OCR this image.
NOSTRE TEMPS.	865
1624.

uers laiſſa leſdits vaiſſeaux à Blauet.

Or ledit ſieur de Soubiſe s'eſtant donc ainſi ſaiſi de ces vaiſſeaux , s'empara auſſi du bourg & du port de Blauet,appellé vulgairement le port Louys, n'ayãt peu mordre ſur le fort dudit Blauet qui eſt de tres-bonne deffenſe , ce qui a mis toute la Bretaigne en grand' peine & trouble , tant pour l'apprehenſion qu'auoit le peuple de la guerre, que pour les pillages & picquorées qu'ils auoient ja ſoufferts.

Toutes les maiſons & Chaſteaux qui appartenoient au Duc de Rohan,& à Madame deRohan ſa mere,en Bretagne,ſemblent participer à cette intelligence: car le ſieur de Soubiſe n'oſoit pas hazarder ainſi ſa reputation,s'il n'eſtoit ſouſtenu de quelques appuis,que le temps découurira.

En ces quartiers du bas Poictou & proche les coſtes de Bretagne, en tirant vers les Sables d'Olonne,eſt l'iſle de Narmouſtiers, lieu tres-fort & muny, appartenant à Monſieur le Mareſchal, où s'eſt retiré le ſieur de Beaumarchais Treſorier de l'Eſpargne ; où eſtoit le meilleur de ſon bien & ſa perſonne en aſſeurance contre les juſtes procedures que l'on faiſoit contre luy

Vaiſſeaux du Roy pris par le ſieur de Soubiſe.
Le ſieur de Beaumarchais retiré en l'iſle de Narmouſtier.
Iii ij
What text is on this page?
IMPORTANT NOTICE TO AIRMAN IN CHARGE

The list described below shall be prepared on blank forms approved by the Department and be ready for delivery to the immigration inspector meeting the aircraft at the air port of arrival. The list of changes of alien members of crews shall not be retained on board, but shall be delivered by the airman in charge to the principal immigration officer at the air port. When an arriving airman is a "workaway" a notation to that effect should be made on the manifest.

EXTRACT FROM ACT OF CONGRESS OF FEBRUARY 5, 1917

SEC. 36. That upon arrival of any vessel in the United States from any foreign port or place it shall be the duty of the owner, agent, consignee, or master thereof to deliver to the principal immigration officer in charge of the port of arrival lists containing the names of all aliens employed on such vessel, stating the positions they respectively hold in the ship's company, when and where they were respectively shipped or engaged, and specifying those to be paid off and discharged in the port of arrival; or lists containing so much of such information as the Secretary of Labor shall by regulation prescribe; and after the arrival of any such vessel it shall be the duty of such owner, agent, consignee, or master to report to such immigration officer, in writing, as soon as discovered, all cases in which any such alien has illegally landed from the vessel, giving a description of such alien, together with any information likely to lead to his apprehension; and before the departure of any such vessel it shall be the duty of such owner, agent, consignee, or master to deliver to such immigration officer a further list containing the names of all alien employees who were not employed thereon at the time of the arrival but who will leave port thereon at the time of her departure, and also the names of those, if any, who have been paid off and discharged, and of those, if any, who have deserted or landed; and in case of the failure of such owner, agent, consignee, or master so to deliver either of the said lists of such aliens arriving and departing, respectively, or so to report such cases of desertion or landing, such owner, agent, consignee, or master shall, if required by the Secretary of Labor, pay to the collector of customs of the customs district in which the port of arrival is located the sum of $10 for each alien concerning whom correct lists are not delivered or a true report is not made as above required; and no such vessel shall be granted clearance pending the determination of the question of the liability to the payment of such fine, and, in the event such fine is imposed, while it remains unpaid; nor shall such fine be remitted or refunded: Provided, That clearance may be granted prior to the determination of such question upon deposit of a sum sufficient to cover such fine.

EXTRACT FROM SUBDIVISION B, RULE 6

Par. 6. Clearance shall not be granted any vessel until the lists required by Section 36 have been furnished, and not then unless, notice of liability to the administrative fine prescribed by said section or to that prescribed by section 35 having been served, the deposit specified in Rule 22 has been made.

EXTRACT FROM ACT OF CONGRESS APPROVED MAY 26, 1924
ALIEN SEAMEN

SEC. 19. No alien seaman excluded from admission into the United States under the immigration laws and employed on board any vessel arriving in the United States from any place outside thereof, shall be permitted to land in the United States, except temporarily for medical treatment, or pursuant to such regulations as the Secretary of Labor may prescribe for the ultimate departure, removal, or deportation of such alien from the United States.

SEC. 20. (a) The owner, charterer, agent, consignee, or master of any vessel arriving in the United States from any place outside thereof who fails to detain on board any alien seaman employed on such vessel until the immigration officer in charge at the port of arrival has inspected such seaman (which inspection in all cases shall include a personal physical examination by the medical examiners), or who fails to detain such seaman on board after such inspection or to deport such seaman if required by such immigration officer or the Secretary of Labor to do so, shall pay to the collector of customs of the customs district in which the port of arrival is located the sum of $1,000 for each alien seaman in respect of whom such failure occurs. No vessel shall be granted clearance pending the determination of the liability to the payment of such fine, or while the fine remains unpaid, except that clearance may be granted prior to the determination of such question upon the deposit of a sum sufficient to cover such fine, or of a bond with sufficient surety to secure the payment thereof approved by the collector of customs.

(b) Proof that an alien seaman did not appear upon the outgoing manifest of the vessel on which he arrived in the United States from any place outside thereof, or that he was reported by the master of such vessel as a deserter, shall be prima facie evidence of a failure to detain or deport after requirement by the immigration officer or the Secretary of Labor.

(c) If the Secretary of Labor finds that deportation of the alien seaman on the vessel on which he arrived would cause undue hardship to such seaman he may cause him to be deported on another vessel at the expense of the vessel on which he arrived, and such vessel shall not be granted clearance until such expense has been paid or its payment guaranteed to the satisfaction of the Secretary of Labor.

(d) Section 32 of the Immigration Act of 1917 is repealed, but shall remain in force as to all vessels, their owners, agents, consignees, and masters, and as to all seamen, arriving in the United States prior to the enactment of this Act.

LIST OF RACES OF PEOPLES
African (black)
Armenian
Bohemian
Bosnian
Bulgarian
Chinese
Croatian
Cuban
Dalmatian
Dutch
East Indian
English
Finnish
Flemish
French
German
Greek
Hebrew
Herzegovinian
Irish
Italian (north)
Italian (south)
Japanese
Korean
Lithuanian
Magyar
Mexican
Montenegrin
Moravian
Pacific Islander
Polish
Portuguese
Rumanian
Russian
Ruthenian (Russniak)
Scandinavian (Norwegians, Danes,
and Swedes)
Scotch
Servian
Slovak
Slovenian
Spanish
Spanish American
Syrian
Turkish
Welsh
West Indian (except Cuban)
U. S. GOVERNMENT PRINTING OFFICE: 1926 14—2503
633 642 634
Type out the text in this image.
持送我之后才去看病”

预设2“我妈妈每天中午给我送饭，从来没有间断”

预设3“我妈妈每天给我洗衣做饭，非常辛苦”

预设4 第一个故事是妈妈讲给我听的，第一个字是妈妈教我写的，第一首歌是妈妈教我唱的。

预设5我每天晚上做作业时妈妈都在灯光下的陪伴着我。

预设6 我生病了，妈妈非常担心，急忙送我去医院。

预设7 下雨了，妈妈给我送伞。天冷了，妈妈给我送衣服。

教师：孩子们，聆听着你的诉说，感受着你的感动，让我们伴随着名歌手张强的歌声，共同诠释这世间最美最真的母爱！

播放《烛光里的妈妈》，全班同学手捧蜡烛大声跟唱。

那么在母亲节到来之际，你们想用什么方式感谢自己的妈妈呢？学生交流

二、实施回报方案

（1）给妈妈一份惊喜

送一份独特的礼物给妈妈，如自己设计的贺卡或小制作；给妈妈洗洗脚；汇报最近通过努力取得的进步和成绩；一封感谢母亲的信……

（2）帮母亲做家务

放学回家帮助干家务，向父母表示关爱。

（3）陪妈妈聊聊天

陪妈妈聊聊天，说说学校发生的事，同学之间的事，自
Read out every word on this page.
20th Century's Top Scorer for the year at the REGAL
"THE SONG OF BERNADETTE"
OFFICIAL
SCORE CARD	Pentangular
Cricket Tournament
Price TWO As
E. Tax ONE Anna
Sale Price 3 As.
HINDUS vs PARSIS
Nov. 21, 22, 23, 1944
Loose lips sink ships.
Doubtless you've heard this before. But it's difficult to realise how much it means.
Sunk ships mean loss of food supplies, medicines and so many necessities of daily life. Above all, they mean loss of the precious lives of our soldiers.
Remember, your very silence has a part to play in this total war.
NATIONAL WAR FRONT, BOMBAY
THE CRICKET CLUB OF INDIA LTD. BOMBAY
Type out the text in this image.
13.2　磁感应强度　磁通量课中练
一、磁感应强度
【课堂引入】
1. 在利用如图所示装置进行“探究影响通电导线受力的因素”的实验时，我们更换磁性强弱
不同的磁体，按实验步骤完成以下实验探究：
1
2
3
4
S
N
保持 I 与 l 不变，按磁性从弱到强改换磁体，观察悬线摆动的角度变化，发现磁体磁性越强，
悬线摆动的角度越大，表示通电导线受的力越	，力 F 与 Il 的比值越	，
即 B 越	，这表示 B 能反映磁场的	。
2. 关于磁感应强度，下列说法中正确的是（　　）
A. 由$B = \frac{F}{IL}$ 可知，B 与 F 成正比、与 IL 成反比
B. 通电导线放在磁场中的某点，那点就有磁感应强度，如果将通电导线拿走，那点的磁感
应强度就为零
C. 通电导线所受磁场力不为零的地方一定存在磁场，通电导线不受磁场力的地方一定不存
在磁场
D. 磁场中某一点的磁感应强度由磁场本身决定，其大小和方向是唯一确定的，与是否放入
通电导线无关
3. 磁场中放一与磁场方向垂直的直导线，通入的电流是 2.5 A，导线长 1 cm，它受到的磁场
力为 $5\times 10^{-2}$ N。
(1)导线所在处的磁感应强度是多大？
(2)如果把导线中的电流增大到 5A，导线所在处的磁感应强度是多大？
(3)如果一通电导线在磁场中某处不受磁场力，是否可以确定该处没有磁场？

## REQUEST:
Copy out every line from the data above that has "BOMBAY" in it.

## COMPLETE RESPONSE:
NATIONAL WAR FRONT, BOMBAY
THE CRICKET CLUB OF INDIA LTD. BOMBAY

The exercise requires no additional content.